Once, a man in a car followed me in Saket. He asked for
directions to PVR, then asked me to come with him, and ended with calling me a bitch.
I remember wondering what ‘provoked’ him. I was wearing an off-white saree. When
I wore it in Benaras, people mistook me for a grieving widow.
I drove away that man by noting down the car’s registration
number. But what if I didn’t speak English, or looked poorer than I am? What if
there were three men in that car?
You might say, don’t think about it. But we must. What is it
about groups of men that makes them a grave threat? It must be a shared value
system that helps them draw courage from each other, instead of working as a
check on sexual violence. It must be that deep down, they condone sexual
violence.
If rape is all around, in every state and every caste, then
our collective culture is rape. It’s a horrible thought. But what else do I
think?
The New Year approaches and I think of mobs gathered outside
nightclubs. I think of women trying to enjoy life, instead of just existing to reproduce
sons. But in our culture, we think the problem is the nightclub, rather than
the men outside.
In a village, there was a curfew recently. Some boys tried
to rape a schoolgirl. The tragedy was averted. But the curfew was on account of
the fact that the girl and the boys were from different communities. The local
administration worried that the incident would lead to a clash. People would
die. Women and children would be raped. Because rape is how our culture
expresses anger.
I think of the girl’s classmates. Have their parents talked
to them about the difference between wooing a girl and inflicting violence upon
her? I doubt it. It’s not part of our culture, is it?
I sit with a friend one night on a promenade in Mumbai. I
think of the girl raped by a cop after she was walking with a friend on the
promenade.
I take the train to visit my mother who’s feeling ill. A cop
sitting opposite has dozed off. I’m suddenly sorry for him. We now have cops in
the Ladies compartment at night. But if five aggressive men boarded the
compartment now, the cop would be as helpless as me. I think of the woman raped
in a moving train, several men looking on from the next compartment. Too
shocked or too polite to interrupt an ongoing rape.

=== STORED DATA ===
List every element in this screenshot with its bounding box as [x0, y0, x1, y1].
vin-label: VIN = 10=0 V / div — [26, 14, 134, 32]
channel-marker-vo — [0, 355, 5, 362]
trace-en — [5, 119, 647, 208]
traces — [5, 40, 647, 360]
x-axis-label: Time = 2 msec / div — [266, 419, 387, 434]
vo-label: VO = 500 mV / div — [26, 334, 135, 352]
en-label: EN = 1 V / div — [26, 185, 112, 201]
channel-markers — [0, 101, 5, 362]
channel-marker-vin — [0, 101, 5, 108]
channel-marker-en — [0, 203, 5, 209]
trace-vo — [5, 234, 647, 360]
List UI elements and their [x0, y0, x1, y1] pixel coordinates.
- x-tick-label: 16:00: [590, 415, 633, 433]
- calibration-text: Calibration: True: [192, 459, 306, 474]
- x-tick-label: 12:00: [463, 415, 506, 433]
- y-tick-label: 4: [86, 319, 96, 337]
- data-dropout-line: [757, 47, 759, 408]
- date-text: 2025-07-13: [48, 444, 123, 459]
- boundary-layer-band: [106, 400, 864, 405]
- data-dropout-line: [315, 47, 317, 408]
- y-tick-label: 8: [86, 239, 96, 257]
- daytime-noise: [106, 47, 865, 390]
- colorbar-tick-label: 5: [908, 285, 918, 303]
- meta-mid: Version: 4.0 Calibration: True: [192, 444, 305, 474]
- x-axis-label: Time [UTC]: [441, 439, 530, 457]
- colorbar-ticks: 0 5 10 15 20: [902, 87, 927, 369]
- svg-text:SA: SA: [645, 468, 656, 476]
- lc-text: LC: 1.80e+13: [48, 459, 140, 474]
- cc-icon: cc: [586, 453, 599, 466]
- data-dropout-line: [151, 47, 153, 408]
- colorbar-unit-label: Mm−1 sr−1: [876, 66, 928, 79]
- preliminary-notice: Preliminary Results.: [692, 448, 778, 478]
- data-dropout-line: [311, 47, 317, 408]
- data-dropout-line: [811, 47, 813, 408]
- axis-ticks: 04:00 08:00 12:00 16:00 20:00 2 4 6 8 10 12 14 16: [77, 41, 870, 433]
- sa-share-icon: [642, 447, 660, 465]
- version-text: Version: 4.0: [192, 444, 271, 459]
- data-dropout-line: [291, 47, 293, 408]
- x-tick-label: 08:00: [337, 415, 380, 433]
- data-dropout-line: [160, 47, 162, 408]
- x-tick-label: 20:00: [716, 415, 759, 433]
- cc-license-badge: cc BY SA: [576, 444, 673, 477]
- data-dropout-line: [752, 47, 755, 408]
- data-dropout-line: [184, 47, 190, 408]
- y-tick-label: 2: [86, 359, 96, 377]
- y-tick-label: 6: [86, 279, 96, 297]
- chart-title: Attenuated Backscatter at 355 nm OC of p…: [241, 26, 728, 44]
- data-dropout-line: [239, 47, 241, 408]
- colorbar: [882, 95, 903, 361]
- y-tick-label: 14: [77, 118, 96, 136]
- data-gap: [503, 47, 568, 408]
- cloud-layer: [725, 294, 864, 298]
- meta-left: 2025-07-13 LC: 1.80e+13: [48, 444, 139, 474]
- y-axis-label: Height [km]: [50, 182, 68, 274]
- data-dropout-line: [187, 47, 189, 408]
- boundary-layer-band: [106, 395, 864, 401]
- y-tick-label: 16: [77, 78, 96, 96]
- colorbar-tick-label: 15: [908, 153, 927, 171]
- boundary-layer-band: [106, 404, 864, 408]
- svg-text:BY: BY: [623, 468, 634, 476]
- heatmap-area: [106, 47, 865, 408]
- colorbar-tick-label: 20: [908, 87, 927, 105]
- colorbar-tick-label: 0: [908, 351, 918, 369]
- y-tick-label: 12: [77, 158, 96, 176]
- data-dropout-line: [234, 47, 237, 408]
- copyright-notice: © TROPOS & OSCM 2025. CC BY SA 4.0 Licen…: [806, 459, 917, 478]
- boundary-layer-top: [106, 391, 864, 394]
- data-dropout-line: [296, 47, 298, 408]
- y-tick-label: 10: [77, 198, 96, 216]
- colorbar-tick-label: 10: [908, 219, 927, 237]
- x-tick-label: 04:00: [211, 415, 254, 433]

=== TASK INSTRUCTIONS ===
1. In the essay on sexual violence, what was the writer wearing when the man in the car followed?
2. Reproduce the passage of the essay on sexual violence from "The New Year" to "culture, is it?".
3. Decide whether each statement agrees with the essay on sexual violence: (a) The man in the car asked for directions to PVR. (b) The boys in the village succeeded in raping the schoolgirl. (c) The cop on the train stayed awake. For each, answer yes or no and quote the words that decide it.

=== RESULTS BY TASK ===
1. An off-white saree.

2.
The New Year approaches and I think of mobs gathered outside
nightclubs. I think of women trying to enjoy life, instead of just existing to reproduce
sons. But in our culture, we think the problem is the nightclub, rather than
the men outside.
In a village, there was a curfew recently. Some boys tried
to rape a schoolgirl. The tragedy was averted. But the curfew was on account of
the fact that the girl and the boys were from different communities. The local
administration worried that the incident would lead to a clash. People would
die. Women and children would be raped. Because rape is how our culture
expresses anger.
I think of the girl’s classmates. Have their parents talked
to them about the difference between wooing a girl and inflicting violence upon
her? I doubt it. It’s not part of our culture, is it?

3.
(a) Yes: "He asked for directions to PVR"
(b) No: "Some boys tried to rape a schoolgirl. The tragedy was averted."
(c) No: "A cop sitting opposite has dozed off."